Count every line below in which "Saturday" occurs, then give only the count.
* start *
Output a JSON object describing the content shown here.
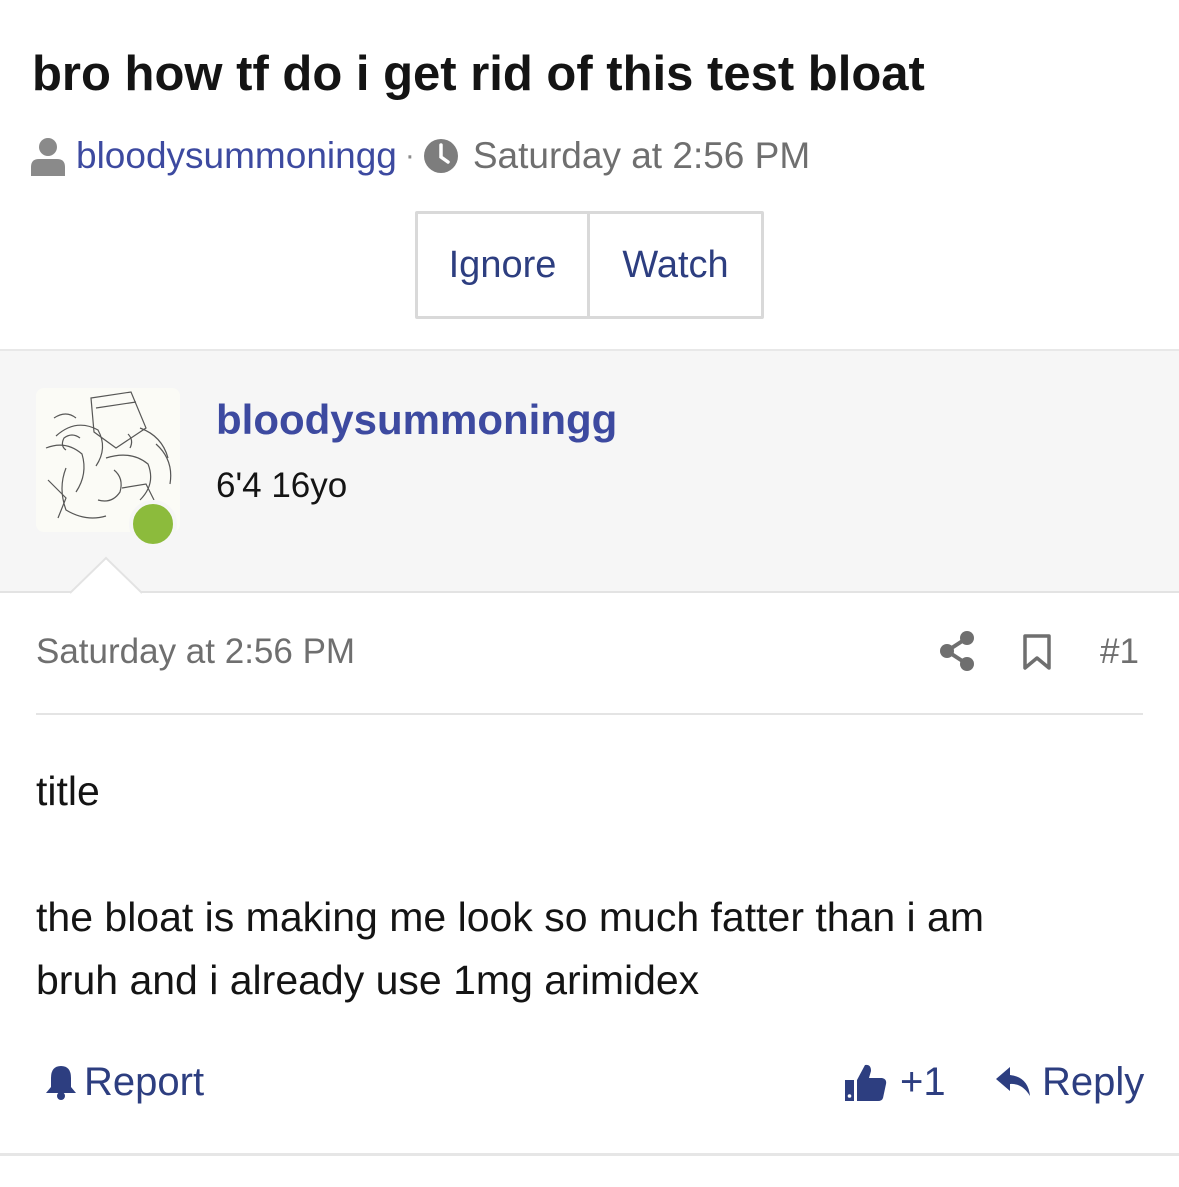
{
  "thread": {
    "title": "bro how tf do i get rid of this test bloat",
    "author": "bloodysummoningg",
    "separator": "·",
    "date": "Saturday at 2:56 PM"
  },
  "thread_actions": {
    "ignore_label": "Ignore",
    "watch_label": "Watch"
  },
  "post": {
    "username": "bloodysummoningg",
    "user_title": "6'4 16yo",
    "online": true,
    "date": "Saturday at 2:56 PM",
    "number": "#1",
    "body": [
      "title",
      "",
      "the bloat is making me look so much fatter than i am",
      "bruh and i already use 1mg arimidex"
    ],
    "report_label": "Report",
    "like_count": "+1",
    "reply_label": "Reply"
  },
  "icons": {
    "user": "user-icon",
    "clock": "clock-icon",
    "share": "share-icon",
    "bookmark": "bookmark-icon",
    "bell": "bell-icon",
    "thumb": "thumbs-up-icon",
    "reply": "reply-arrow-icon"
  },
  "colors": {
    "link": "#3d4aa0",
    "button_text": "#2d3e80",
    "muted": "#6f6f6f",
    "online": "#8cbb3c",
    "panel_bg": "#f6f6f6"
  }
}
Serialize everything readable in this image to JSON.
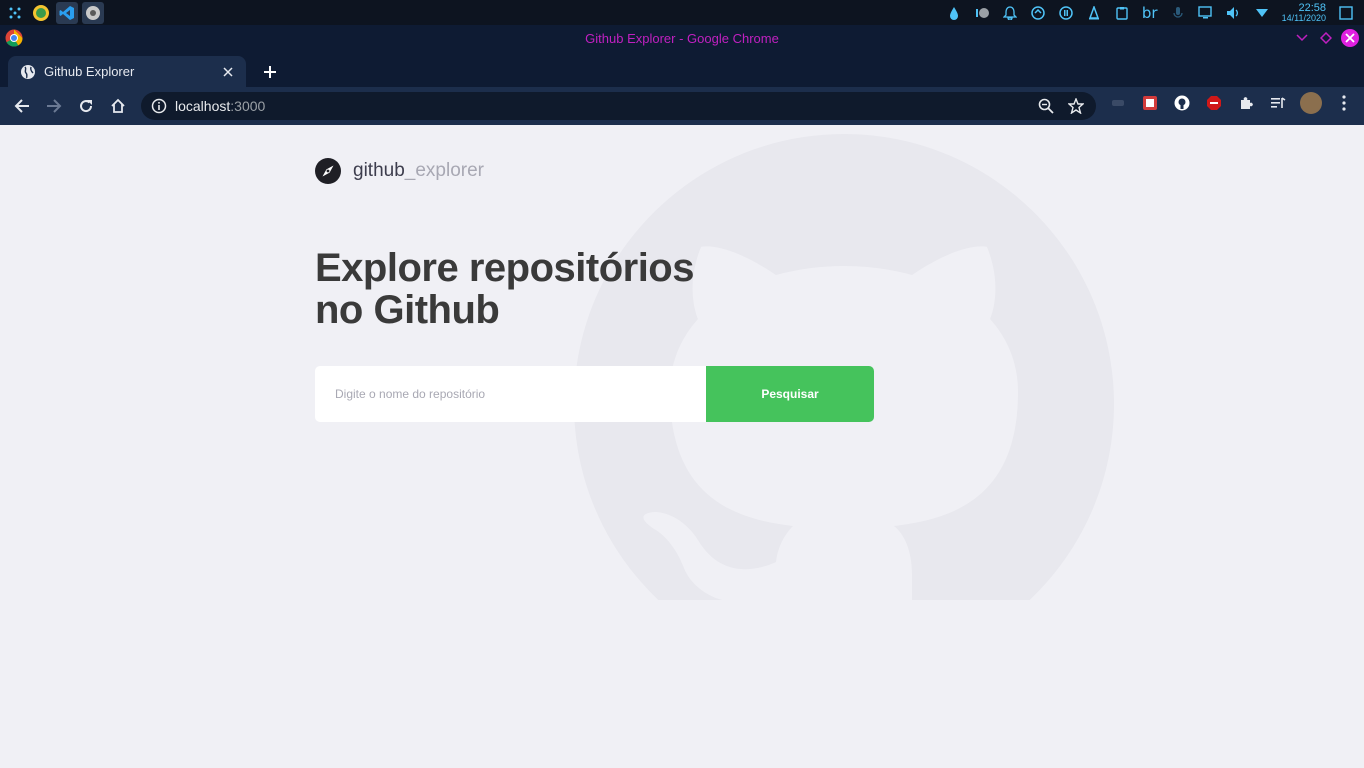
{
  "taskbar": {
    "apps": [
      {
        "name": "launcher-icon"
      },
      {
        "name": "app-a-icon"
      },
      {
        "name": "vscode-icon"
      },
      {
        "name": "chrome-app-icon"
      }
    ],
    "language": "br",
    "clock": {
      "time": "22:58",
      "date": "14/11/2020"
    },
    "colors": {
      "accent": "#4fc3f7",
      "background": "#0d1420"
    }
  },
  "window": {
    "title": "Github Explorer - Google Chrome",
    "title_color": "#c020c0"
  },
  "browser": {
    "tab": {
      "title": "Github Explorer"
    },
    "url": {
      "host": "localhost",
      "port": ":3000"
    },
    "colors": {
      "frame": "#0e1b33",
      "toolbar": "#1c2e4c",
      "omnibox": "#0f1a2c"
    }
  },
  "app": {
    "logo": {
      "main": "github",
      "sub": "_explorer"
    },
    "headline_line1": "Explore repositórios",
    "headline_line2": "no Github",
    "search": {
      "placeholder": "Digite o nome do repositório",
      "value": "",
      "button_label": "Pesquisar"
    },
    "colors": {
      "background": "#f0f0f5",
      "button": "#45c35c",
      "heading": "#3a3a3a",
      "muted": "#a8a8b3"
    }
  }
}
* end *
Solution to this task
2